--- Problem description ---
Search the material for the string "Learner" and copy each line where it occurs.

--- Source material ---
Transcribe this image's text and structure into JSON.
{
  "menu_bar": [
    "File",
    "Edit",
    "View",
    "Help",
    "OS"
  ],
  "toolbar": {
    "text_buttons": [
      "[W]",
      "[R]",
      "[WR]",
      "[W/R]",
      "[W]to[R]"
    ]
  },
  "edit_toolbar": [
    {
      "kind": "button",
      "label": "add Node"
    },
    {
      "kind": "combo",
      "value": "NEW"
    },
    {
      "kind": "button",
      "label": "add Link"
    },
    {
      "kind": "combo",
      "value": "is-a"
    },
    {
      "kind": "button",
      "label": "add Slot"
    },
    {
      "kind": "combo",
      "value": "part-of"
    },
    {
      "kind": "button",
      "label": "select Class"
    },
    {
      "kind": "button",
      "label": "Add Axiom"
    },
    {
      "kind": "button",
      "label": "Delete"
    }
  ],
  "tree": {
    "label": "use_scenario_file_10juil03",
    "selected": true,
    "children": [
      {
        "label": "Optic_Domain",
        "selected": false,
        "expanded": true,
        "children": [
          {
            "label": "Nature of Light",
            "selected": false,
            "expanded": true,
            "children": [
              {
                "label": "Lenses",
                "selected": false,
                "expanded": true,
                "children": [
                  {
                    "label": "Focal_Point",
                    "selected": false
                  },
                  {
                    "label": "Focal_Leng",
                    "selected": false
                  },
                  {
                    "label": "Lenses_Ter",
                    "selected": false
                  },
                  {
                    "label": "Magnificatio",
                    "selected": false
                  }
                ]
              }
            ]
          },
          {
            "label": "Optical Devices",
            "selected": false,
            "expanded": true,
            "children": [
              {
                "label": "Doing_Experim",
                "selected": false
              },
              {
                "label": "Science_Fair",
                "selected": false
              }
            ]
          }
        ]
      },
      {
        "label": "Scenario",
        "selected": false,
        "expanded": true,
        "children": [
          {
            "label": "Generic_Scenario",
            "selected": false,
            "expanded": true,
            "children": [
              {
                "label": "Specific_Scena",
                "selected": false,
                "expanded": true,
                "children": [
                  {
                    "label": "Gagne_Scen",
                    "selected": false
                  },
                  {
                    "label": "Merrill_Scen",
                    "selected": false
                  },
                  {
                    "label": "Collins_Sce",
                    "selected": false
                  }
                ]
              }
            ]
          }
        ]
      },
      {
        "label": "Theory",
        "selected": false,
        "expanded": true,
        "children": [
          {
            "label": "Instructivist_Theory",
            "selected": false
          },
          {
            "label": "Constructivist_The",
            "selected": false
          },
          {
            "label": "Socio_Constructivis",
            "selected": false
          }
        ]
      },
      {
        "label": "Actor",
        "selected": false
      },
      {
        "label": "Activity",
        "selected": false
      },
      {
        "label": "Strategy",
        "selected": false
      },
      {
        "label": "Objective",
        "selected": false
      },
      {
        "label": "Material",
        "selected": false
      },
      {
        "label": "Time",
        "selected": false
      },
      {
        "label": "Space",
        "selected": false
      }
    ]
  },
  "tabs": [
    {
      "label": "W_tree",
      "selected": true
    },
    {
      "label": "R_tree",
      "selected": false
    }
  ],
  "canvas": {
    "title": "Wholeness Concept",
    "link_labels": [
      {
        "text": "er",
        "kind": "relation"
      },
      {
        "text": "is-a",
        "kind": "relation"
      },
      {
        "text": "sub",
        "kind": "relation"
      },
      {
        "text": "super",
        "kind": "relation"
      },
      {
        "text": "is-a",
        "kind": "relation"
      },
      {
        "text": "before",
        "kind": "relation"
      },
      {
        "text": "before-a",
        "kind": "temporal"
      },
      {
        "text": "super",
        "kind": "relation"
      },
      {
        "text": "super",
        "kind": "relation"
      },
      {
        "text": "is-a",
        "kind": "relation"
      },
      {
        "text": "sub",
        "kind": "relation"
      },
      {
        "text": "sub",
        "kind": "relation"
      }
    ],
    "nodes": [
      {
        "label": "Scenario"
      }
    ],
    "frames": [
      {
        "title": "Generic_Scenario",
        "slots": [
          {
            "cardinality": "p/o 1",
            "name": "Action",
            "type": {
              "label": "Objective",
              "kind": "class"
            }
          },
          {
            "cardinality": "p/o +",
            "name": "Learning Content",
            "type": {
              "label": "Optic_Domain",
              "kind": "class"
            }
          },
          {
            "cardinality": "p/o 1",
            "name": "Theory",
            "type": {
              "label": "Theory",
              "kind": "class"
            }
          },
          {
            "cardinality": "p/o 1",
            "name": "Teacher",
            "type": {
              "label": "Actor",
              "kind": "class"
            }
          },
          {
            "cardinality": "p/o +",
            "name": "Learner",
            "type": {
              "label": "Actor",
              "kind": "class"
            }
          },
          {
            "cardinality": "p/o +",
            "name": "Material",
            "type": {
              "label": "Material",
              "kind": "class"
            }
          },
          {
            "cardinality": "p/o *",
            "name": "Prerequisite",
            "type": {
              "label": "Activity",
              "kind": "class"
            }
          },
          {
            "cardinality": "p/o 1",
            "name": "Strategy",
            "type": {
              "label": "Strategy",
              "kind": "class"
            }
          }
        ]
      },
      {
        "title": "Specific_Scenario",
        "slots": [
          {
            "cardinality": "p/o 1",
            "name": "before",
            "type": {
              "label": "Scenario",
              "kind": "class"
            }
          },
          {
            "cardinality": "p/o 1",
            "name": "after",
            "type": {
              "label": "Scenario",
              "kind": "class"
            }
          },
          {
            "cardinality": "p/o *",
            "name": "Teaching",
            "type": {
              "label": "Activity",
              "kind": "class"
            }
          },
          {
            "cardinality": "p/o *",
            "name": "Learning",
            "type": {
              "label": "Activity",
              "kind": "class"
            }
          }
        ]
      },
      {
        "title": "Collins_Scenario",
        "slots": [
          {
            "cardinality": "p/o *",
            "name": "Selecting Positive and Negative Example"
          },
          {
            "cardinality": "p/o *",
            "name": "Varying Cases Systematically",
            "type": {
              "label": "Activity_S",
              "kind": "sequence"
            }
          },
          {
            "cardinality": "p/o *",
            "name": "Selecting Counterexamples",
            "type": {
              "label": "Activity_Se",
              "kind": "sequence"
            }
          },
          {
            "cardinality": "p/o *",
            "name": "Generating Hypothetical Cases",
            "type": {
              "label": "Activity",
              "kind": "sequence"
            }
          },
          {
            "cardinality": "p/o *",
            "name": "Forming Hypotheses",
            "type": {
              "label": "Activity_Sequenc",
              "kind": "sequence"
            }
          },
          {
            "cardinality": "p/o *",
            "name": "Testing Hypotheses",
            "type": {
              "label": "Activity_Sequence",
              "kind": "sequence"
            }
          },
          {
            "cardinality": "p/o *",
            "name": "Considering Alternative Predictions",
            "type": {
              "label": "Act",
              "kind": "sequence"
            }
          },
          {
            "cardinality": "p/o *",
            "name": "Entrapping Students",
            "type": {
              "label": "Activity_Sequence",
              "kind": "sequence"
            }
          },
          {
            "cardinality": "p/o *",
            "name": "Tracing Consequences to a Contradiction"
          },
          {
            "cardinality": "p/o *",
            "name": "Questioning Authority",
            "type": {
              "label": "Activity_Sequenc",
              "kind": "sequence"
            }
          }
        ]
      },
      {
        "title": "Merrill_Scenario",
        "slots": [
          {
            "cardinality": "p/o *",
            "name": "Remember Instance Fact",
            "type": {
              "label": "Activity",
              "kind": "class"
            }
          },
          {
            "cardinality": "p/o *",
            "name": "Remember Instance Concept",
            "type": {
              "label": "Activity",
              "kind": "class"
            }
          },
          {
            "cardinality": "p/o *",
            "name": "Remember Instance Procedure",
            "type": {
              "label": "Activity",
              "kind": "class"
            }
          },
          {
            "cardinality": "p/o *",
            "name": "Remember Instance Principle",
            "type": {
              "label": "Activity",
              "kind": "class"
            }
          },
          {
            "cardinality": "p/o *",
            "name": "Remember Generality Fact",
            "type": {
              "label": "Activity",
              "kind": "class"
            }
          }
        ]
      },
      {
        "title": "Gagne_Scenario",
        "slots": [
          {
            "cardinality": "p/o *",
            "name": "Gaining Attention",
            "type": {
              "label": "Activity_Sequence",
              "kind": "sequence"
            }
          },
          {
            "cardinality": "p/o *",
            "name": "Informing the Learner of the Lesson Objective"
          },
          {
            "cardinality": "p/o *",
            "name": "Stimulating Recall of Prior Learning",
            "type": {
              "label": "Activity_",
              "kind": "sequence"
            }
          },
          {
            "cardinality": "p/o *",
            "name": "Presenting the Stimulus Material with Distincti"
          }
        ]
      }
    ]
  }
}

--- Correct response ---
            "name": "Learner",
            "name": "Informing the Learner of the Lesson Objective"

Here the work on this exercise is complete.